*Dataset rows:*
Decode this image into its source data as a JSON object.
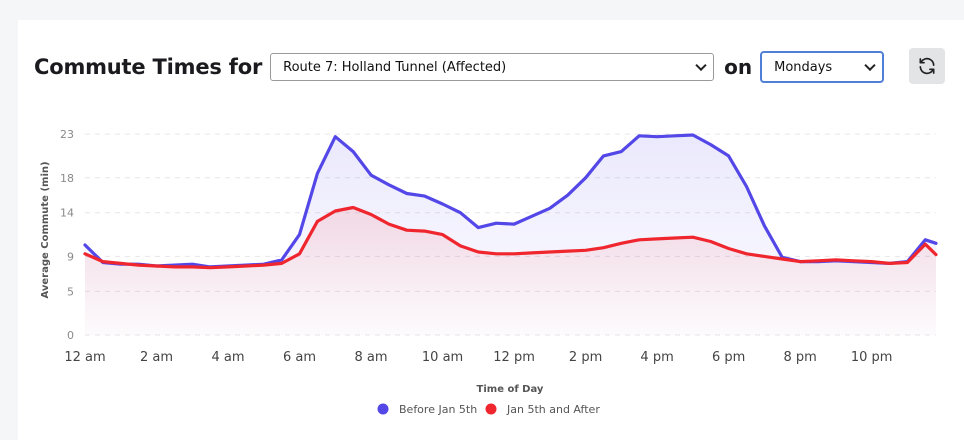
{
  "header": {
    "title": "Commute Times for",
    "route_value": "Route 7: Holland Tunnel (Affected)",
    "on_text": "on",
    "day_value": "Mondays"
  },
  "chart_data": {
    "type": "line",
    "x": [
      0,
      0.5,
      1,
      1.5,
      2,
      2.5,
      3,
      3.5,
      4,
      4.5,
      5,
      5.5,
      6,
      6.5,
      7,
      7.5,
      8,
      8.5,
      9,
      9.5,
      10,
      10.5,
      11,
      11.5,
      12,
      12.5,
      13,
      13.5,
      14,
      14.5,
      15,
      15.5,
      16,
      16.5,
      17,
      17.5,
      18,
      18.5,
      19,
      19.5,
      20,
      20.5,
      21,
      21.5,
      22,
      22.5,
      23,
      23.5,
      23.8
    ],
    "xlabel": "Time of Day",
    "ylabel": "Average Commute (min)",
    "ylim": [
      0,
      24.5
    ],
    "xlim": [
      0,
      23.8
    ],
    "yticks": [
      0,
      5,
      9,
      14,
      18,
      23
    ],
    "xticks": [
      {
        "value": 0,
        "label": "12 am"
      },
      {
        "value": 2,
        "label": "2 am"
      },
      {
        "value": 4,
        "label": "4 am"
      },
      {
        "value": 6,
        "label": "6 am"
      },
      {
        "value": 8,
        "label": "8 am"
      },
      {
        "value": 10,
        "label": "10 am"
      },
      {
        "value": 12,
        "label": "12 pm"
      },
      {
        "value": 14,
        "label": "2 pm"
      },
      {
        "value": 16,
        "label": "4 pm"
      },
      {
        "value": 18,
        "label": "6 pm"
      },
      {
        "value": 20,
        "label": "8 pm"
      },
      {
        "value": 22,
        "label": "10 pm"
      }
    ],
    "grid": true,
    "legend_position": "bottom-center",
    "series": [
      {
        "name": "Before Jan 5th",
        "color": "#5447e8",
        "values": [
          10.3,
          8.3,
          8.1,
          8.1,
          7.9,
          8.0,
          8.1,
          7.8,
          7.9,
          8.0,
          8.1,
          8.6,
          11.5,
          18.5,
          22.7,
          21.0,
          18.3,
          17.2,
          16.2,
          15.9,
          15.0,
          14.0,
          12.3,
          12.8,
          12.7,
          13.6,
          14.5,
          16.0,
          18.0,
          20.5,
          21.0,
          22.8,
          22.7,
          22.8,
          22.9,
          21.8,
          20.5,
          17.0,
          12.5,
          8.9,
          8.4,
          8.4,
          8.5,
          8.4,
          8.3,
          8.2,
          8.4,
          10.9,
          10.5
        ]
      },
      {
        "name": "Jan 5th and After",
        "color": "#f0262e",
        "values": [
          9.3,
          8.4,
          8.2,
          8.0,
          7.9,
          7.8,
          7.8,
          7.7,
          7.8,
          7.9,
          8.0,
          8.2,
          9.3,
          13.0,
          14.2,
          14.6,
          13.8,
          12.7,
          12.0,
          11.9,
          11.5,
          10.2,
          9.5,
          9.3,
          9.3,
          9.4,
          9.5,
          9.6,
          9.7,
          10.0,
          10.5,
          10.9,
          11.0,
          11.1,
          11.2,
          10.7,
          9.9,
          9.3,
          9.0,
          8.7,
          8.4,
          8.5,
          8.6,
          8.5,
          8.4,
          8.2,
          8.3,
          10.4,
          9.2
        ]
      }
    ]
  }
}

*Problem:* Go through the listing above and write it out again exactly, dropping the pictures.

*Result for this task:*
Decode this image into its source data as a JSON object.
{
  "header": {
    "title": "Commute Times for",
    "route_value": "Route 7: Holland Tunnel (Affected)",
    "on_text": "on",
    "day_value": "Mondays"
  },
  "chart_data": {
    "type": "line",
    "x": [
      0,
      0.5,
      1,
      1.5,
      2,
      2.5,
      3,
      3.5,
      4,
      4.5,
      5,
      5.5,
      6,
      6.5,
      7,
      7.5,
      8,
      8.5,
      9,
      9.5,
      10,
      10.5,
      11,
      11.5,
      12,
      12.5,
      13,
      13.5,
      14,
      14.5,
      15,
      15.5,
      16,
      16.5,
      17,
      17.5,
      18,
      18.5,
      19,
      19.5,
      20,
      20.5,
      21,
      21.5,
      22,
      22.5,
      23,
      23.5,
      23.8
    ],
    "xlabel": "Time of Day",
    "ylabel": "Average Commute (min)",
    "ylim": [
      0,
      24.5
    ],
    "xlim": [
      0,
      23.8
    ],
    "yticks": [
      0,
      5,
      9,
      14,
      18,
      23
    ],
    "xticks": [
      {
        "value": 0,
        "label": "12 am"
      },
      {
        "value": 2,
        "label": "2 am"
      },
      {
        "value": 4,
        "label": "4 am"
      },
      {
        "value": 6,
        "label": "6 am"
      },
      {
        "value": 8,
        "label": "8 am"
      },
      {
        "value": 10,
        "label": "10 am"
      },
      {
        "value": 12,
        "label": "12 pm"
      },
      {
        "value": 14,
        "label": "2 pm"
      },
      {
        "value": 16,
        "label": "4 pm"
      },
      {
        "value": 18,
        "label": "6 pm"
      },
      {
        "value": 20,
        "label": "8 pm"
      },
      {
        "value": 22,
        "label": "10 pm"
      }
    ],
    "grid": true,
    "legend_position": "bottom-center",
    "series": [
      {
        "name": "Before Jan 5th",
        "color": "#5447e8",
        "values": [
          10.3,
          8.3,
          8.1,
          8.1,
          7.9,
          8.0,
          8.1,
          7.8,
          7.9,
          8.0,
          8.1,
          8.6,
          11.5,
          18.5,
          22.7,
          21.0,
          18.3,
          17.2,
          16.2,
          15.9,
          15.0,
          14.0,
          12.3,
          12.8,
          12.7,
          13.6,
          14.5,
          16.0,
          18.0,
          20.5,
          21.0,
          22.8,
          22.7,
          22.8,
          22.9,
          21.8,
          20.5,
          17.0,
          12.5,
          8.9,
          8.4,
          8.4,
          8.5,
          8.4,
          8.3,
          8.2,
          8.4,
          10.9,
          10.5
        ]
      },
      {
        "name": "Jan 5th and After",
        "color": "#f0262e",
        "values": [
          9.3,
          8.4,
          8.2,
          8.0,
          7.9,
          7.8,
          7.8,
          7.7,
          7.8,
          7.9,
          8.0,
          8.2,
          9.3,
          13.0,
          14.2,
          14.6,
          13.8,
          12.7,
          12.0,
          11.9,
          11.5,
          10.2,
          9.5,
          9.3,
          9.3,
          9.4,
          9.5,
          9.6,
          9.7,
          10.0,
          10.5,
          10.9,
          11.0,
          11.1,
          11.2,
          10.7,
          9.9,
          9.3,
          9.0,
          8.7,
          8.4,
          8.5,
          8.6,
          8.5,
          8.4,
          8.2,
          8.3,
          10.4,
          9.2
        ]
      }
    ]
  }
}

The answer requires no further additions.